[Dataset records]
--
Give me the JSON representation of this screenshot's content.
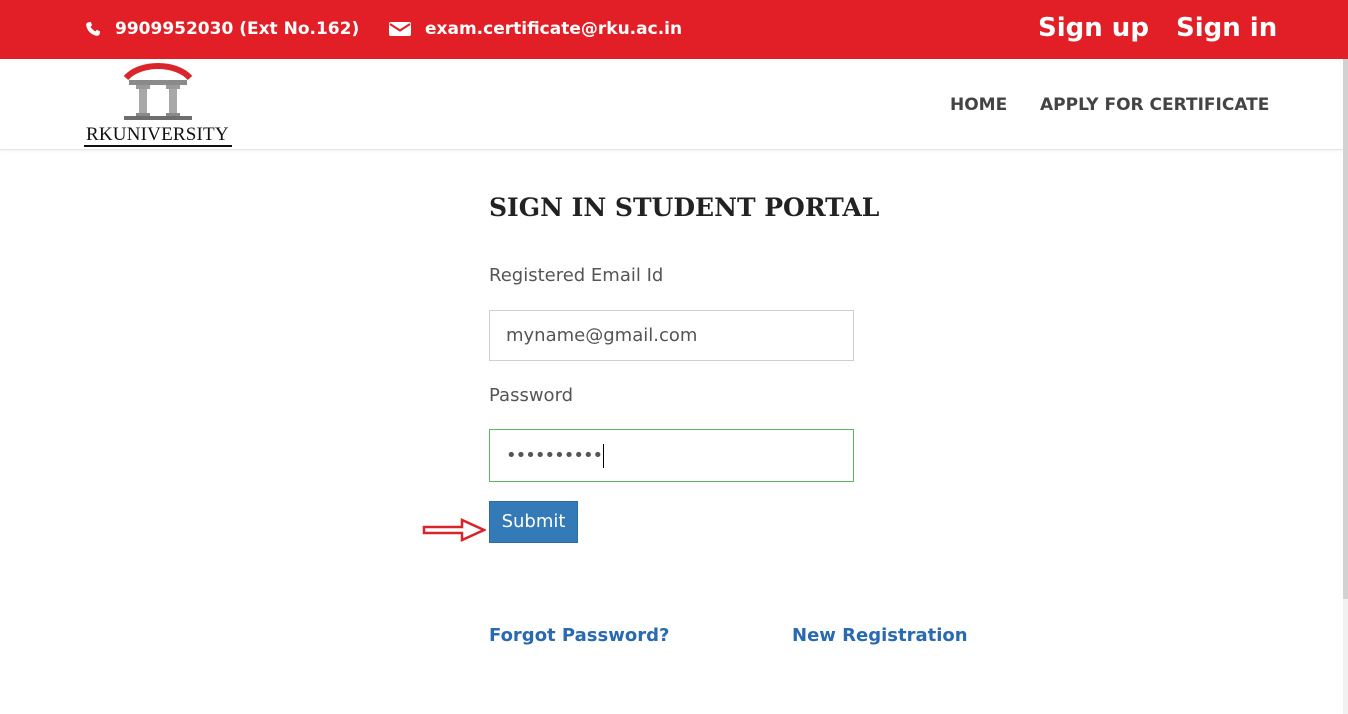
{
  "topbar": {
    "phone": "9909952030 (Ext No.162)",
    "email": "exam.certificate@rku.ac.in",
    "signup_label": "Sign up",
    "signin_label": "Sign in",
    "phone_icon": "phone-icon",
    "email_icon": "envelope-icon",
    "background_color": "#e21f26"
  },
  "navbar": {
    "logo_text": "RKUNIVERSITY",
    "home_label": "HOME",
    "apply_label": "APPLY FOR CERTIFICATE"
  },
  "form": {
    "title": "SIGN IN STUDENT PORTAL",
    "email_label": "Registered Email Id",
    "email_value": "myname@gmail.com",
    "password_label": "Password",
    "password_value": "••••••••••",
    "submit_label": "Submit",
    "submit_color": "#337ab7"
  },
  "links": {
    "forgot_password": "Forgot Password?",
    "new_registration": "New Registration"
  },
  "annotation": {
    "arrow_icon": "red-outline-arrow-icon",
    "arrow_color": "#d8242b"
  }
}
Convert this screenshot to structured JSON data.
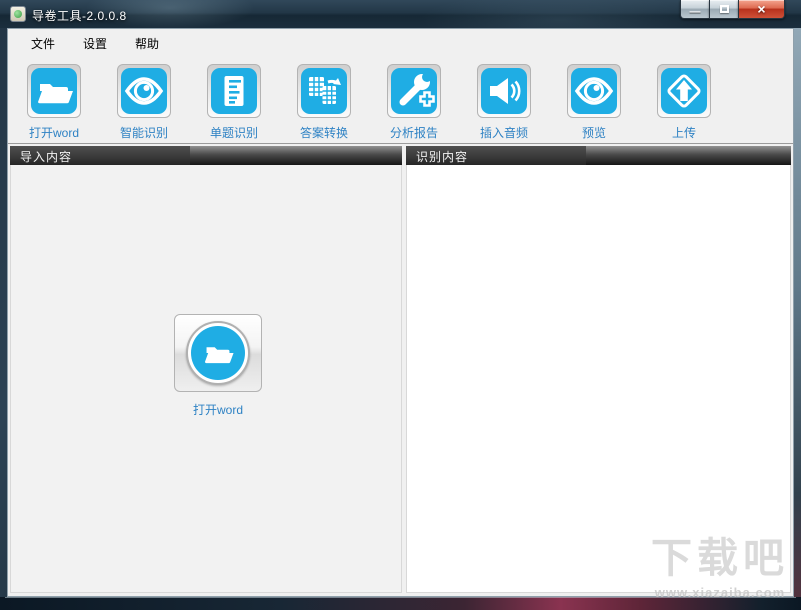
{
  "window": {
    "title": "导卷工具-2.0.0.8",
    "controls": {
      "minimize_glyph": "—",
      "close_glyph": "×"
    }
  },
  "menu": {
    "items": [
      "文件",
      "设置",
      "帮助"
    ]
  },
  "toolbar": {
    "buttons": [
      {
        "label": "打开word",
        "icon": "open-folder-icon"
      },
      {
        "label": "智能识别",
        "icon": "eye-icon"
      },
      {
        "label": "单题识别",
        "icon": "document-icon"
      },
      {
        "label": "答案转换",
        "icon": "convert-icon"
      },
      {
        "label": "分析报告",
        "icon": "report-icon"
      },
      {
        "label": "插入音频",
        "icon": "audio-icon"
      },
      {
        "label": "预览",
        "icon": "eye-icon"
      },
      {
        "label": "上传",
        "icon": "upload-icon"
      }
    ]
  },
  "panels": {
    "left": {
      "title": "导入内容",
      "open_button_label": "打开word"
    },
    "right": {
      "title": "识别内容"
    }
  },
  "watermark": {
    "title": "下载吧",
    "url": "www.xiazaiba.com"
  },
  "colors": {
    "accent_cyan": "#1FADE4",
    "toolbar_label_blue": "#2E82C4",
    "close_red": "#C23B25"
  }
}
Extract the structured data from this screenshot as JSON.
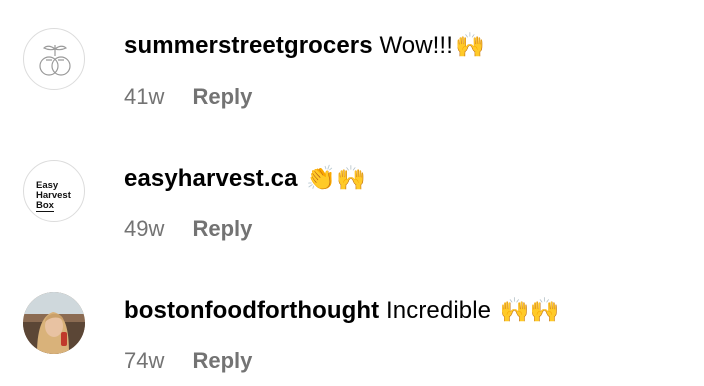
{
  "comments": [
    {
      "username": "summerstreetgrocers",
      "text": "Wow!!!",
      "emoji": "🙌",
      "time": "41w",
      "reply_label": "Reply"
    },
    {
      "username": "easyharvest.ca",
      "text": "",
      "emoji": "👏🙌",
      "time": "49w",
      "reply_label": "Reply",
      "logo": {
        "line1": "Easy",
        "line2": "Harvest",
        "line3": "Box"
      }
    },
    {
      "username": "bostonfoodforthought",
      "text": "Incredible",
      "emoji": "🙌🙌",
      "time": "74w",
      "reply_label": "Reply"
    }
  ]
}
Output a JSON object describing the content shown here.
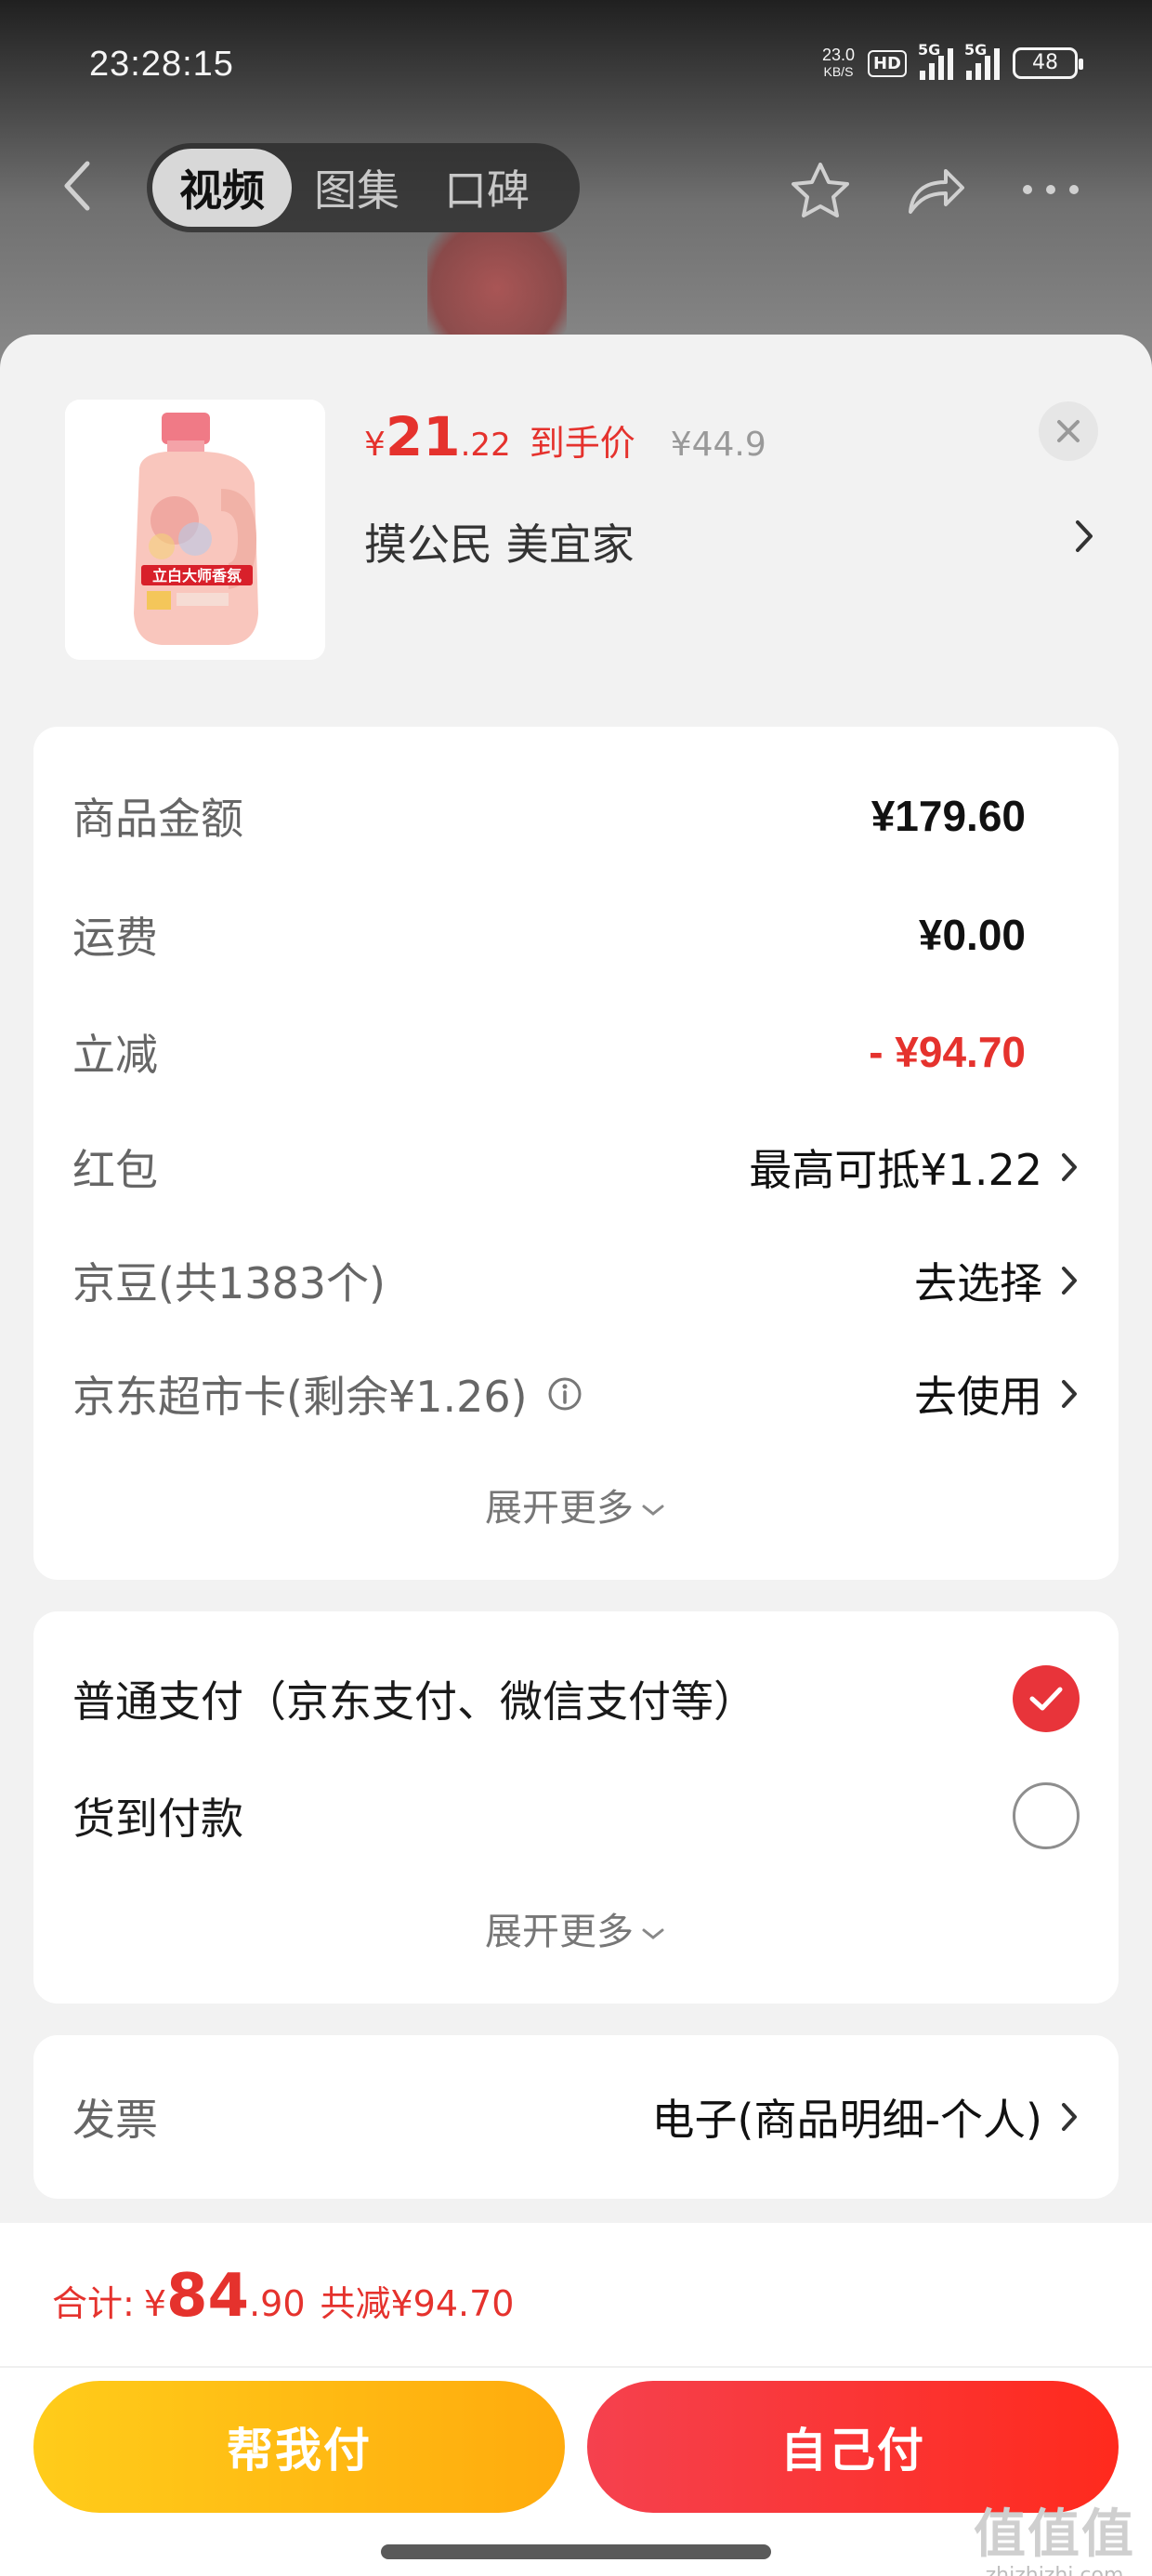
{
  "status_bar": {
    "time": "23:28:15",
    "net_speed_value": "23.0",
    "net_speed_unit": "KB/S",
    "hd_badge": "HD",
    "signal1_label": "5G",
    "signal2_label": "5G",
    "battery": "48"
  },
  "nav": {
    "tabs": [
      {
        "label": "视频",
        "active": true
      },
      {
        "label": "图集",
        "active": false
      },
      {
        "label": "口碑",
        "active": false
      }
    ],
    "icons": [
      "back-icon",
      "star-icon",
      "share-icon",
      "more-icon"
    ]
  },
  "product": {
    "price_symbol": "¥",
    "price_int": "21",
    "price_dec": ".22",
    "price_label": "到手价",
    "original_price": "¥44.9",
    "name": "摸公民  美宜家",
    "bottle_brand_text": "立白大师香氛"
  },
  "costs": {
    "rows": [
      {
        "label": "商品金额",
        "value": "¥179.60"
      },
      {
        "label": "运费",
        "value": "¥0.00"
      },
      {
        "label": "立减",
        "value": "- ¥94.70"
      },
      {
        "label": "红包",
        "value": "最高可抵¥1.22"
      },
      {
        "label": "京豆(共1383个)",
        "value": "去选择"
      },
      {
        "label": "京东超市卡(剩余¥1.26)",
        "value": "去使用"
      }
    ],
    "expand_label": "展开更多"
  },
  "payment": {
    "options": [
      {
        "label": "普通支付（京东支付、微信支付等）",
        "selected": true
      },
      {
        "label": "货到付款",
        "selected": false
      }
    ],
    "expand_label": "展开更多"
  },
  "invoice": {
    "label": "发票",
    "value": "电子(商品明细-个人)"
  },
  "footer": {
    "total_label": "合计:",
    "total_symbol": "¥",
    "total_int": "84",
    "total_dec": ".90",
    "discount": "共减¥94.70",
    "help_pay_label": "帮我付",
    "self_pay_label": "自己付"
  },
  "watermark": {
    "main": "值值值",
    "sub": "zhizhizhi.com"
  },
  "colors": {
    "accent_red": "#e5322d",
    "help_button": "#ffbb14",
    "self_button": "#f5414e",
    "sheet_bg": "#f2f2f2"
  }
}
--
Set problem:
Quote every entry exactly, with the pictures omitted.

Solution to this exercise:
Give me the JSON representation of this screenshot's content.
{
  "topbar": {
    "phone": "9909952030 (Ext No.162)",
    "email": "exam.certificate@rku.ac.in",
    "signup_label": "Sign up",
    "signin_label": "Sign in",
    "phone_icon": "phone-icon",
    "email_icon": "envelope-icon",
    "background_color": "#e21f26"
  },
  "navbar": {
    "logo_text": "RKUNIVERSITY",
    "home_label": "HOME",
    "apply_label": "APPLY FOR CERTIFICATE"
  },
  "form": {
    "title": "SIGN IN STUDENT PORTAL",
    "email_label": "Registered Email Id",
    "email_value": "myname@gmail.com",
    "password_label": "Password",
    "password_value": "••••••••••",
    "submit_label": "Submit",
    "submit_color": "#337ab7"
  },
  "links": {
    "forgot_password": "Forgot Password?",
    "new_registration": "New Registration"
  },
  "annotation": {
    "arrow_icon": "red-outline-arrow-icon",
    "arrow_color": "#d8242b"
  }
}
Convert this screenshot to structured JSON data.
{
  "window": {
    "title": "导卷工具-2.0.0.8",
    "controls": {
      "minimize_glyph": "—",
      "close_glyph": "×"
    }
  },
  "menu": {
    "items": [
      "文件",
      "设置",
      "帮助"
    ]
  },
  "toolbar": {
    "buttons": [
      {
        "label": "打开word",
        "icon": "open-folder-icon"
      },
      {
        "label": "智能识别",
        "icon": "eye-icon"
      },
      {
        "label": "单题识别",
        "icon": "document-icon"
      },
      {
        "label": "答案转换",
        "icon": "convert-icon"
      },
      {
        "label": "分析报告",
        "icon": "report-icon"
      },
      {
        "label": "插入音频",
        "icon": "audio-icon"
      },
      {
        "label": "预览",
        "icon": "eye-icon"
      },
      {
        "label": "上传",
        "icon": "upload-icon"
      }
    ]
  },
  "panels": {
    "left": {
      "title": "导入内容",
      "open_button_label": "打开word"
    },
    "right": {
      "title": "识别内容"
    }
  },
  "watermark": {
    "title": "下载吧",
    "url": "www.xiazaiba.com"
  },
  "colors": {
    "accent_cyan": "#1FADE4",
    "toolbar_label_blue": "#2E82C4",
    "close_red": "#C23B25"
  }
}
Extract the structured data from this screenshot as JSON.
{
  "comments": [
    {
      "username": "summerstreetgrocers",
      "text": "Wow!!!",
      "emoji": "🙌",
      "time": "41w",
      "reply_label": "Reply"
    },
    {
      "username": "easyharvest.ca",
      "text": "",
      "emoji": "👏🙌",
      "time": "49w",
      "reply_label": "Reply",
      "logo": {
        "line1": "Easy",
        "line2": "Harvest",
        "line3": "Box"
      }
    },
    {
      "username": "bostonfoodforthought",
      "text": "Incredible",
      "emoji": "🙌🙌",
      "time": "74w",
      "reply_label": "Reply"
    }
  ]
}
Output a JSON object describing the content shown here.
{
  "status_bar": {
    "time": "23:28:15",
    "net_speed_value": "23.0",
    "net_speed_unit": "KB/S",
    "hd_badge": "HD",
    "signal1_label": "5G",
    "signal2_label": "5G",
    "battery": "48"
  },
  "nav": {
    "tabs": [
      {
        "label": "视频",
        "active": true
      },
      {
        "label": "图集",
        "active": false
      },
      {
        "label": "口碑",
        "active": false
      }
    ],
    "icons": [
      "back-icon",
      "star-icon",
      "share-icon",
      "more-icon"
    ]
  },
  "product": {
    "price_symbol": "¥",
    "price_int": "21",
    "price_dec": ".22",
    "price_label": "到手价",
    "original_price": "¥44.9",
    "name": "摸公民  美宜家",
    "bottle_brand_text": "立白大师香氛"
  },
  "costs": {
    "rows": [
      {
        "label": "商品金额",
        "value": "¥179.60"
      },
      {
        "label": "运费",
        "value": "¥0.00"
      },
      {
        "label": "立减",
        "value": "- ¥94.70"
      },
      {
        "label": "红包",
        "value": "最高可抵¥1.22"
      },
      {
        "label": "京豆(共1383个)",
        "value": "去选择"
      },
      {
        "label": "京东超市卡(剩余¥1.26)",
        "value": "去使用"
      }
    ],
    "expand_label": "展开更多"
  },
  "payment": {
    "options": [
      {
        "label": "普通支付（京东支付、微信支付等）",
        "selected": true
      },
      {
        "label": "货到付款",
        "selected": false
      }
    ],
    "expand_label": "展开更多"
  },
  "invoice": {
    "label": "发票",
    "value": "电子(商品明细-个人)"
  },
  "footer": {
    "total_label": "合计:",
    "total_symbol": "¥",
    "total_int": "84",
    "total_dec": ".90",
    "discount": "共减¥94.70",
    "help_pay_label": "帮我付",
    "self_pay_label": "自己付"
  },
  "watermark": {
    "main": "值值值",
    "sub": "zhizhizhi.com"
  },
  "colors": {
    "accent_red": "#e5322d",
    "help_button": "#ffbb14",
    "self_button": "#f5414e",
    "sheet_bg": "#f2f2f2"
  }
}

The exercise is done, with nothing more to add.